Copy out each line below that has the word "screwed" in it.

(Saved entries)
- - - -
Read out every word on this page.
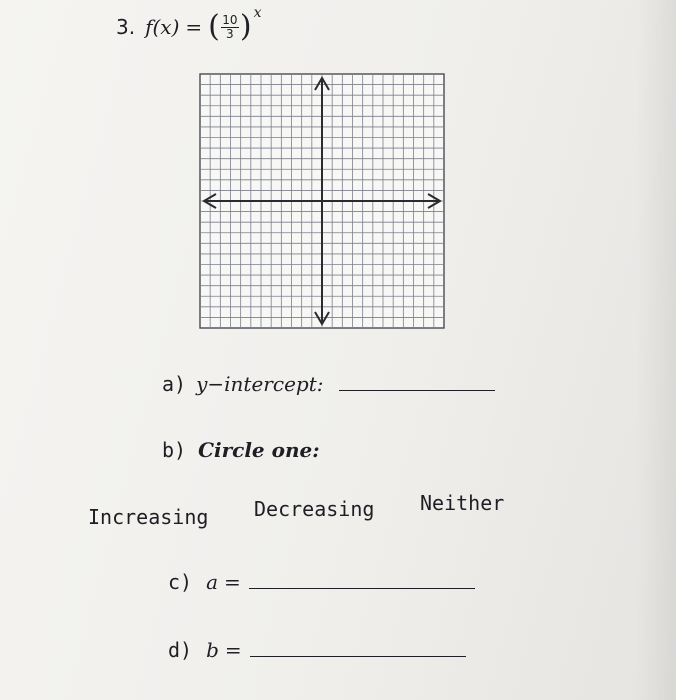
3. f(x) = ( $\frac{10}{3}$ ) x
a) y−intercept:
b) Circle one:
Increasing Decreasing Neither
c) a =
d) b =
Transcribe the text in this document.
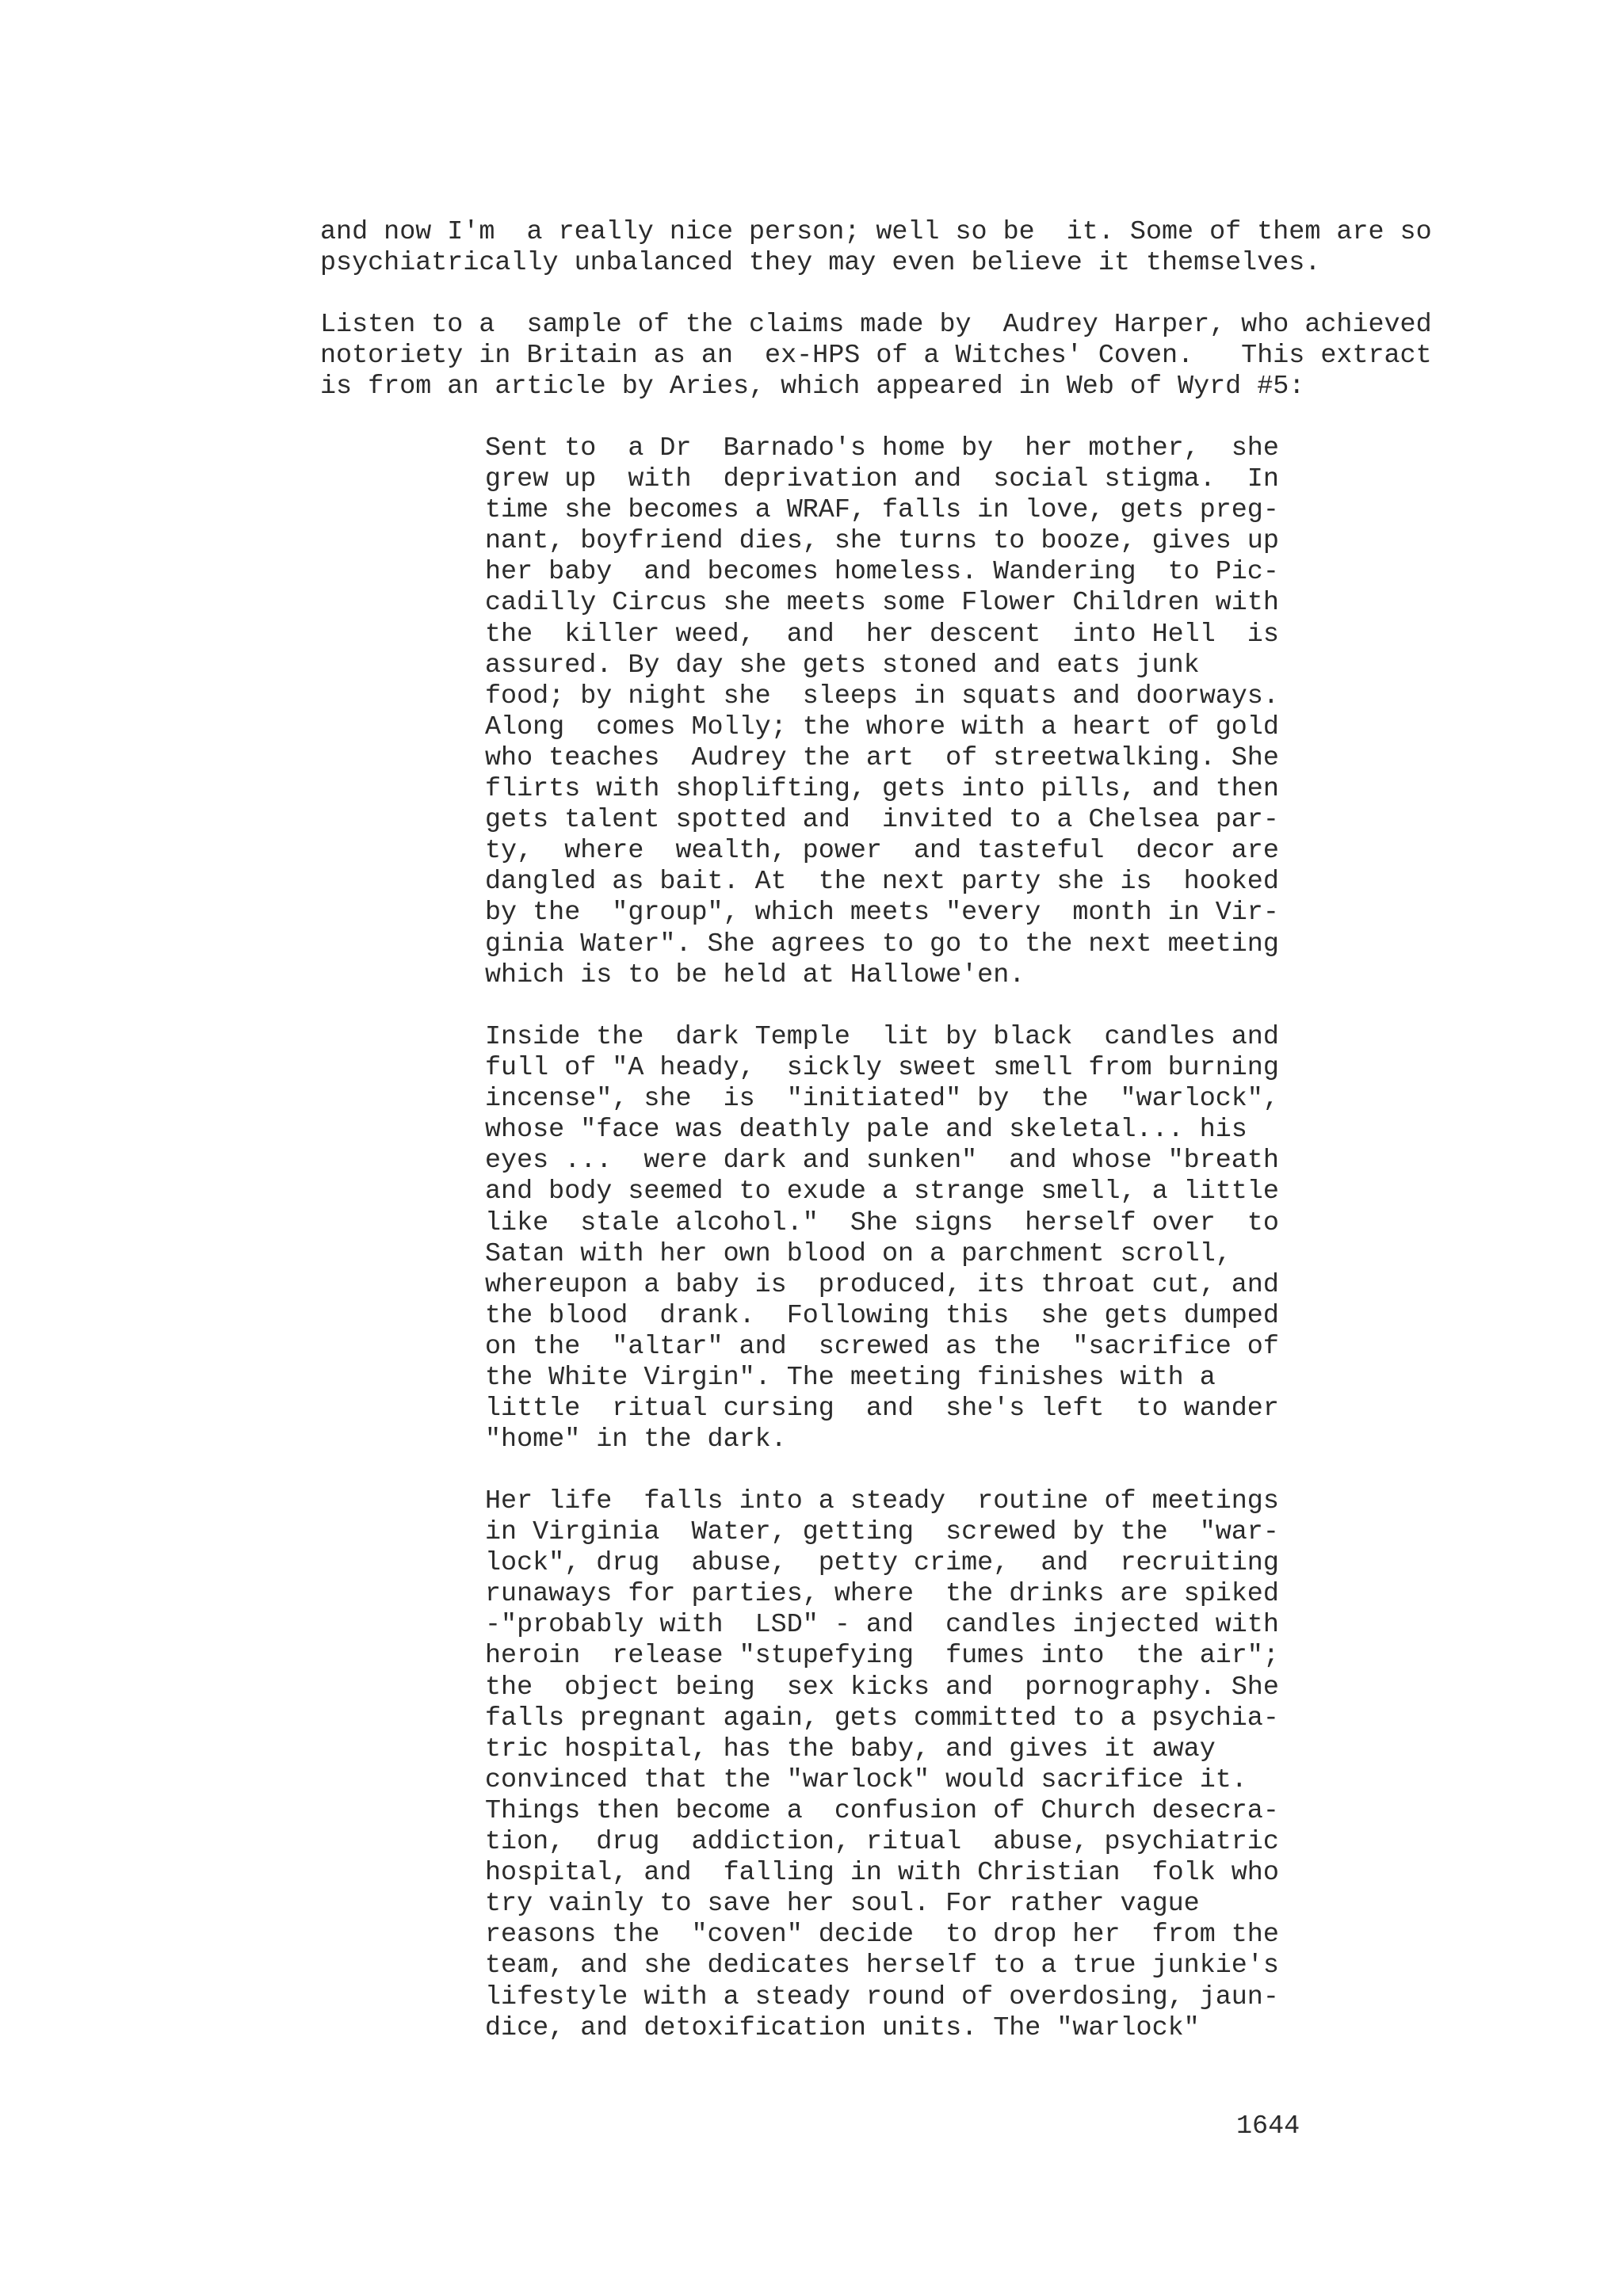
and now I'm  a really nice person; well so be  it. Some of them are so
psychiatrically unbalanced they may even believe it themselves.
Listen to a  sample of the claims made by  Audrey Harper, who achieved
notoriety in Britain as an  ex-HPS of a Witches' Coven.   This extract
is from an article by Aries, which appeared in Web of Wyrd #5:
Sent to  a Dr  Barnado's home by  her mother,  she
grew up  with  deprivation and  social stigma.  In
time she becomes a WRAF, falls in love, gets preg-
nant, boyfriend dies, she turns to booze, gives up
her baby  and becomes homeless. Wandering  to Pic-
cadilly Circus she meets some Flower Children with
the  killer weed,  and  her descent  into Hell  is
assured. By day she gets stoned and eats junk
food; by night she  sleeps in squats and doorways.
Along  comes Molly; the whore with a heart of gold
who teaches  Audrey the art  of streetwalking. She
flirts with shoplifting, gets into pills, and then
gets talent spotted and  invited to a Chelsea par-
ty,  where  wealth, power  and tasteful  decor are
dangled as bait. At  the next party she is  hooked
by the  "group", which meets "every  month in Vir-
ginia Water". She agrees to go to the next meeting
which is to be held at Hallowe'en.
Inside the  dark Temple  lit by black  candles and
full of "A heady,  sickly sweet smell from burning
incense", she  is  "initiated" by  the  "warlock",
whose "face was deathly pale and skeletal... his
eyes ...  were dark and sunken"  and whose "breath
and body seemed to exude a strange smell, a little
like  stale alcohol."  She signs  herself over  to
Satan with her own blood on a parchment scroll,
whereupon a baby is  produced, its throat cut, and
the blood  drank.  Following this  she gets dumped
on the  "altar" and  screwed as the  "sacrifice of
the White Virgin". The meeting finishes with a
little  ritual cursing  and  she's left  to wander
"home" in the dark.
Her life  falls into a steady  routine of meetings
in Virginia  Water, getting  screwed by the  "war-
lock", drug  abuse,  petty crime,  and  recruiting
runaways for parties, where  the drinks are spiked
-"probably with  LSD" - and  candles injected with
heroin  release "stupefying  fumes into  the air";
the  object being  sex kicks and  pornography. She
falls pregnant again, gets committed to a psychia-
tric hospital, has the baby, and gives it away
convinced that the "warlock" would sacrifice it.
Things then become a  confusion of Church desecra-
tion,  drug  addiction, ritual  abuse, psychiatric
hospital, and  falling in with Christian  folk who
try vainly to save her soul. For rather vague
reasons the  "coven" decide  to drop her  from the
team, and she dedicates herself to a true junkie's
lifestyle with a steady round of overdosing, jaun-
dice, and detoxification units. The "warlock"
1644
- - - -
## SOLUTION TO THIS TASK:
on the  "altar" and  screwed as the  "sacrifice of
in Virginia  Water, getting  screwed by the  "war-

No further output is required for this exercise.